Exercise prompt
Each entry, from beginning to end, is to be transcribed verbatim.

Figure record listings
------------------------------------------------

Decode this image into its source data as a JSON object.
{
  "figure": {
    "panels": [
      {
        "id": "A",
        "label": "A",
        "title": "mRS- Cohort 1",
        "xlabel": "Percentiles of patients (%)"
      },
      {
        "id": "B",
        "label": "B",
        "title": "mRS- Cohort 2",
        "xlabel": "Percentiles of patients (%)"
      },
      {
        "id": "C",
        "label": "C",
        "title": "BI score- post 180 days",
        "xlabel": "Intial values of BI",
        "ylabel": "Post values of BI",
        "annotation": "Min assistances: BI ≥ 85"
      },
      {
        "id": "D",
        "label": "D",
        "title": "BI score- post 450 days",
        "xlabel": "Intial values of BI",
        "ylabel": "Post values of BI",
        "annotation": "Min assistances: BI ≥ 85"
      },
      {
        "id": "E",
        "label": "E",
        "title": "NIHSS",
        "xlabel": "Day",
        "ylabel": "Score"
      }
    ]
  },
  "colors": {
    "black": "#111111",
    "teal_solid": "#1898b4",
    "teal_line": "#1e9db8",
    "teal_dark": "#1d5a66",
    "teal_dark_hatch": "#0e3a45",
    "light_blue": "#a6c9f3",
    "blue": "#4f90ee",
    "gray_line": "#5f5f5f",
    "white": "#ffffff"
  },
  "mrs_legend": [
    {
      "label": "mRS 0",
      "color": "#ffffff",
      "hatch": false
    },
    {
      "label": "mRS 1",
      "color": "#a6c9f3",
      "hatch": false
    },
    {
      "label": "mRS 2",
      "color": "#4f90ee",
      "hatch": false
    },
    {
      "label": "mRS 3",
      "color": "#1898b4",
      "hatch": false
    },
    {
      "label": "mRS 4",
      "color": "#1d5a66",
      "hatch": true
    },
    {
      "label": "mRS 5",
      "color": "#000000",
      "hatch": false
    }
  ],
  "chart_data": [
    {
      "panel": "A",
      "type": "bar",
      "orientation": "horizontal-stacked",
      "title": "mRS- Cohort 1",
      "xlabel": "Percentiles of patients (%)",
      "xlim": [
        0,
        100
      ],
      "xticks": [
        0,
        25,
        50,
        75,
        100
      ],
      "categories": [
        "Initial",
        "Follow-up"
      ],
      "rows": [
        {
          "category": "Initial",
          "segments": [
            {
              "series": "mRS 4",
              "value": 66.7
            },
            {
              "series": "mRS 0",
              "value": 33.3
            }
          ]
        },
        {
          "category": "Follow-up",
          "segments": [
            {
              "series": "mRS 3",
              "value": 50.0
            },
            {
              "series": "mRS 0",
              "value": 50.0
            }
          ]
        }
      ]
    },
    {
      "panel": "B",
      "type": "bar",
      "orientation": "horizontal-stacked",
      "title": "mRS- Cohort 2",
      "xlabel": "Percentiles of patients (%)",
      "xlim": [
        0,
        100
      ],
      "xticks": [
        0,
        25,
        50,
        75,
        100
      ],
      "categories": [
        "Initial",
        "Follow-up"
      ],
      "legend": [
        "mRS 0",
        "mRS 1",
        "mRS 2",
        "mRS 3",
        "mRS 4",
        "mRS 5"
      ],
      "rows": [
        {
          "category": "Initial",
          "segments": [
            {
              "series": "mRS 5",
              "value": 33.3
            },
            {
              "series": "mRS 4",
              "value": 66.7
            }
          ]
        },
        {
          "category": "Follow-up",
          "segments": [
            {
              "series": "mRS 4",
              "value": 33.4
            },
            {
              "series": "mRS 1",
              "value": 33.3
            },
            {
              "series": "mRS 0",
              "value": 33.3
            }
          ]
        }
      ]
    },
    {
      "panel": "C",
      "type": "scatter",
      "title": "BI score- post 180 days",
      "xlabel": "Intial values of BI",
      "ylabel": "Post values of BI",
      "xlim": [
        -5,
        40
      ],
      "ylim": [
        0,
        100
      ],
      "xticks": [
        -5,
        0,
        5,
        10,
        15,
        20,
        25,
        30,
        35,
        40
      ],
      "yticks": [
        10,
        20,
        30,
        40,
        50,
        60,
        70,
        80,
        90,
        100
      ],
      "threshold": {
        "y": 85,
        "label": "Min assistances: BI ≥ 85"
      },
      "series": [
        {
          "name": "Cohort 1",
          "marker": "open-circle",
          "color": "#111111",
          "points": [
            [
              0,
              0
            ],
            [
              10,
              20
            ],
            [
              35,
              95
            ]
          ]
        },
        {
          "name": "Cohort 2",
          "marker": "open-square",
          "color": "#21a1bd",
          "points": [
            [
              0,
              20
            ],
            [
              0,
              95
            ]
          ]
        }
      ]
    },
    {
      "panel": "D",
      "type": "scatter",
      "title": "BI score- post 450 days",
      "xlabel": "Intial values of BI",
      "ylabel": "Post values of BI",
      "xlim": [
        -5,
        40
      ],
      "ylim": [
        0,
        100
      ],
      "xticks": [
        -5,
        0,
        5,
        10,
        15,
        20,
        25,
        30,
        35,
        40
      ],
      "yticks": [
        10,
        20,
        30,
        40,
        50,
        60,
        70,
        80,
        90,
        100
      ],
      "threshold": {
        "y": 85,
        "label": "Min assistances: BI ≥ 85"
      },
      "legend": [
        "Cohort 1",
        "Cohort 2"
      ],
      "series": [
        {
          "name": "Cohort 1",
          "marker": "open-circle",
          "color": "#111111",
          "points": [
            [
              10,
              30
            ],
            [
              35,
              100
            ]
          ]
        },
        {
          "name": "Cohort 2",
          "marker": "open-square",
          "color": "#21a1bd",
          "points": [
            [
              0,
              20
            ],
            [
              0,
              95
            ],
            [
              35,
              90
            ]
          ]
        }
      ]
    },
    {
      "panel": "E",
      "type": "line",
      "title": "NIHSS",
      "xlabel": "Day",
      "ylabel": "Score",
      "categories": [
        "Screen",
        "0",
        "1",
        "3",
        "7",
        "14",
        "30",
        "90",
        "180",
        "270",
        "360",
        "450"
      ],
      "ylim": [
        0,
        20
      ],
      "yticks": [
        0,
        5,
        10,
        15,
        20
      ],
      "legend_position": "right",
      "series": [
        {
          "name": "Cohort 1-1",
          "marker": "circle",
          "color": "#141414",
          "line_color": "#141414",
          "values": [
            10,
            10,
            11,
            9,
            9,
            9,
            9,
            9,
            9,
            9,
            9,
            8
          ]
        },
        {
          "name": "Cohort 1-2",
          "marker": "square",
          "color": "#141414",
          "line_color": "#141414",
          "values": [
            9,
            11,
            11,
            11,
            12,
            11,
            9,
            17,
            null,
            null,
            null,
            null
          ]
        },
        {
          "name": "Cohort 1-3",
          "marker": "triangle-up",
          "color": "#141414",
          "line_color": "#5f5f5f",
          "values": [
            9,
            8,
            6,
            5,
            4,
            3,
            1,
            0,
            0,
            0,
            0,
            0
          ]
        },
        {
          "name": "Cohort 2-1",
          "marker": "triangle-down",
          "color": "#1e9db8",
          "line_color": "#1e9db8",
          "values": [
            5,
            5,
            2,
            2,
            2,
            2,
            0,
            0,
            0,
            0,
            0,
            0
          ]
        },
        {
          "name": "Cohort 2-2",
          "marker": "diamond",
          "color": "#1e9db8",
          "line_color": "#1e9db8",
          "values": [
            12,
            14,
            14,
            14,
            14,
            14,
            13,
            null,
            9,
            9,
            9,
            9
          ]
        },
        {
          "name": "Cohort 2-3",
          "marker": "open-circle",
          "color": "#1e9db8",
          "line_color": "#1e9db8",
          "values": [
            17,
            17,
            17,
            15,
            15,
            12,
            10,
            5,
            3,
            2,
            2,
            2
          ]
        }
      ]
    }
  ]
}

------------------------------------------------

Output of the task
Decode this image into its source data as a JSON object.
{
  "figure": {
    "panels": [
      {
        "id": "A",
        "label": "A",
        "title": "mRS- Cohort 1",
        "xlabel": "Percentiles of patients (%)"
      },
      {
        "id": "B",
        "label": "B",
        "title": "mRS- Cohort 2",
        "xlabel": "Percentiles of patients (%)"
      },
      {
        "id": "C",
        "label": "C",
        "title": "BI score- post 180 days",
        "xlabel": "Intial values of BI",
        "ylabel": "Post values of BI",
        "annotation": "Min assistances: BI ≥ 85"
      },
      {
        "id": "D",
        "label": "D",
        "title": "BI score- post 450 days",
        "xlabel": "Intial values of BI",
        "ylabel": "Post values of BI",
        "annotation": "Min assistances: BI ≥ 85"
      },
      {
        "id": "E",
        "label": "E",
        "title": "NIHSS",
        "xlabel": "Day",
        "ylabel": "Score"
      }
    ]
  },
  "colors": {
    "black": "#111111",
    "teal_solid": "#1898b4",
    "teal_line": "#1e9db8",
    "teal_dark": "#1d5a66",
    "teal_dark_hatch": "#0e3a45",
    "light_blue": "#a6c9f3",
    "blue": "#4f90ee",
    "gray_line": "#5f5f5f",
    "white": "#ffffff"
  },
  "mrs_legend": [
    {
      "label": "mRS 0",
      "color": "#ffffff",
      "hatch": false
    },
    {
      "label": "mRS 1",
      "color": "#a6c9f3",
      "hatch": false
    },
    {
      "label": "mRS 2",
      "color": "#4f90ee",
      "hatch": false
    },
    {
      "label": "mRS 3",
      "color": "#1898b4",
      "hatch": false
    },
    {
      "label": "mRS 4",
      "color": "#1d5a66",
      "hatch": true
    },
    {
      "label": "mRS 5",
      "color": "#000000",
      "hatch": false
    }
  ],
  "chart_data": [
    {
      "panel": "A",
      "type": "bar",
      "orientation": "horizontal-stacked",
      "title": "mRS- Cohort 1",
      "xlabel": "Percentiles of patients (%)",
      "xlim": [
        0,
        100
      ],
      "xticks": [
        0,
        25,
        50,
        75,
        100
      ],
      "categories": [
        "Initial",
        "Follow-up"
      ],
      "rows": [
        {
          "category": "Initial",
          "segments": [
            {
              "series": "mRS 4",
              "value": 66.7
            },
            {
              "series": "mRS 0",
              "value": 33.3
            }
          ]
        },
        {
          "category": "Follow-up",
          "segments": [
            {
              "series": "mRS 3",
              "value": 50.0
            },
            {
              "series": "mRS 0",
              "value": 50.0
            }
          ]
        }
      ]
    },
    {
      "panel": "B",
      "type": "bar",
      "orientation": "horizontal-stacked",
      "title": "mRS- Cohort 2",
      "xlabel": "Percentiles of patients (%)",
      "xlim": [
        0,
        100
      ],
      "xticks": [
        0,
        25,
        50,
        75,
        100
      ],
      "categories": [
        "Initial",
        "Follow-up"
      ],
      "legend": [
        "mRS 0",
        "mRS 1",
        "mRS 2",
        "mRS 3",
        "mRS 4",
        "mRS 5"
      ],
      "rows": [
        {
          "category": "Initial",
          "segments": [
            {
              "series": "mRS 5",
              "value": 33.3
            },
            {
              "series": "mRS 4",
              "value": 66.7
            }
          ]
        },
        {
          "category": "Follow-up",
          "segments": [
            {
              "series": "mRS 4",
              "value": 33.4
            },
            {
              "series": "mRS 1",
              "value": 33.3
            },
            {
              "series": "mRS 0",
              "value": 33.3
            }
          ]
        }
      ]
    },
    {
      "panel": "C",
      "type": "scatter",
      "title": "BI score- post 180 days",
      "xlabel": "Intial values of BI",
      "ylabel": "Post values of BI",
      "xlim": [
        -5,
        40
      ],
      "ylim": [
        0,
        100
      ],
      "xticks": [
        -5,
        0,
        5,
        10,
        15,
        20,
        25,
        30,
        35,
        40
      ],
      "yticks": [
        10,
        20,
        30,
        40,
        50,
        60,
        70,
        80,
        90,
        100
      ],
      "threshold": {
        "y": 85,
        "label": "Min assistances: BI ≥ 85"
      },
      "series": [
        {
          "name": "Cohort 1",
          "marker": "open-circle",
          "color": "#111111",
          "points": [
            [
              0,
              0
            ],
            [
              10,
              20
            ],
            [
              35,
              95
            ]
          ]
        },
        {
          "name": "Cohort 2",
          "marker": "open-square",
          "color": "#21a1bd",
          "points": [
            [
              0,
              20
            ],
            [
              0,
              95
            ]
          ]
        }
      ]
    },
    {
      "panel": "D",
      "type": "scatter",
      "title": "BI score- post 450 days",
      "xlabel": "Intial values of BI",
      "ylabel": "Post values of BI",
      "xlim": [
        -5,
        40
      ],
      "ylim": [
        0,
        100
      ],
      "xticks": [
        -5,
        0,
        5,
        10,
        15,
        20,
        25,
        30,
        35,
        40
      ],
      "yticks": [
        10,
        20,
        30,
        40,
        50,
        60,
        70,
        80,
        90,
        100
      ],
      "threshold": {
        "y": 85,
        "label": "Min assistances: BI ≥ 85"
      },
      "legend": [
        "Cohort 1",
        "Cohort 2"
      ],
      "series": [
        {
          "name": "Cohort 1",
          "marker": "open-circle",
          "color": "#111111",
          "points": [
            [
              10,
              30
            ],
            [
              35,
              100
            ]
          ]
        },
        {
          "name": "Cohort 2",
          "marker": "open-square",
          "color": "#21a1bd",
          "points": [
            [
              0,
              20
            ],
            [
              0,
              95
            ],
            [
              35,
              90
            ]
          ]
        }
      ]
    },
    {
      "panel": "E",
      "type": "line",
      "title": "NIHSS",
      "xlabel": "Day",
      "ylabel": "Score",
      "categories": [
        "Screen",
        "0",
        "1",
        "3",
        "7",
        "14",
        "30",
        "90",
        "180",
        "270",
        "360",
        "450"
      ],
      "ylim": [
        0,
        20
      ],
      "yticks": [
        0,
        5,
        10,
        15,
        20
      ],
      "legend_position": "right",
      "series": [
        {
          "name": "Cohort 1-1",
          "marker": "circle",
          "color": "#141414",
          "line_color": "#141414",
          "values": [
            10,
            10,
            11,
            9,
            9,
            9,
            9,
            9,
            9,
            9,
            9,
            8
          ]
        },
        {
          "name": "Cohort 1-2",
          "marker": "square",
          "color": "#141414",
          "line_color": "#141414",
          "values": [
            9,
            11,
            11,
            11,
            12,
            11,
            9,
            17,
            null,
            null,
            null,
            null
          ]
        },
        {
          "name": "Cohort 1-3",
          "marker": "triangle-up",
          "color": "#141414",
          "line_color": "#5f5f5f",
          "values": [
            9,
            8,
            6,
            5,
            4,
            3,
            1,
            0,
            0,
            0,
            0,
            0
          ]
        },
        {
          "name": "Cohort 2-1",
          "marker": "triangle-down",
          "color": "#1e9db8",
          "line_color": "#1e9db8",
          "values": [
            5,
            5,
            2,
            2,
            2,
            2,
            0,
            0,
            0,
            0,
            0,
            0
          ]
        },
        {
          "name": "Cohort 2-2",
          "marker": "diamond",
          "color": "#1e9db8",
          "line_color": "#1e9db8",
          "values": [
            12,
            14,
            14,
            14,
            14,
            14,
            13,
            null,
            9,
            9,
            9,
            9
          ]
        },
        {
          "name": "Cohort 2-3",
          "marker": "open-circle",
          "color": "#1e9db8",
          "line_color": "#1e9db8",
          "values": [
            17,
            17,
            17,
            15,
            15,
            12,
            10,
            5,
            3,
            2,
            2,
            2
          ]
        }
      ]
    }
  ]
}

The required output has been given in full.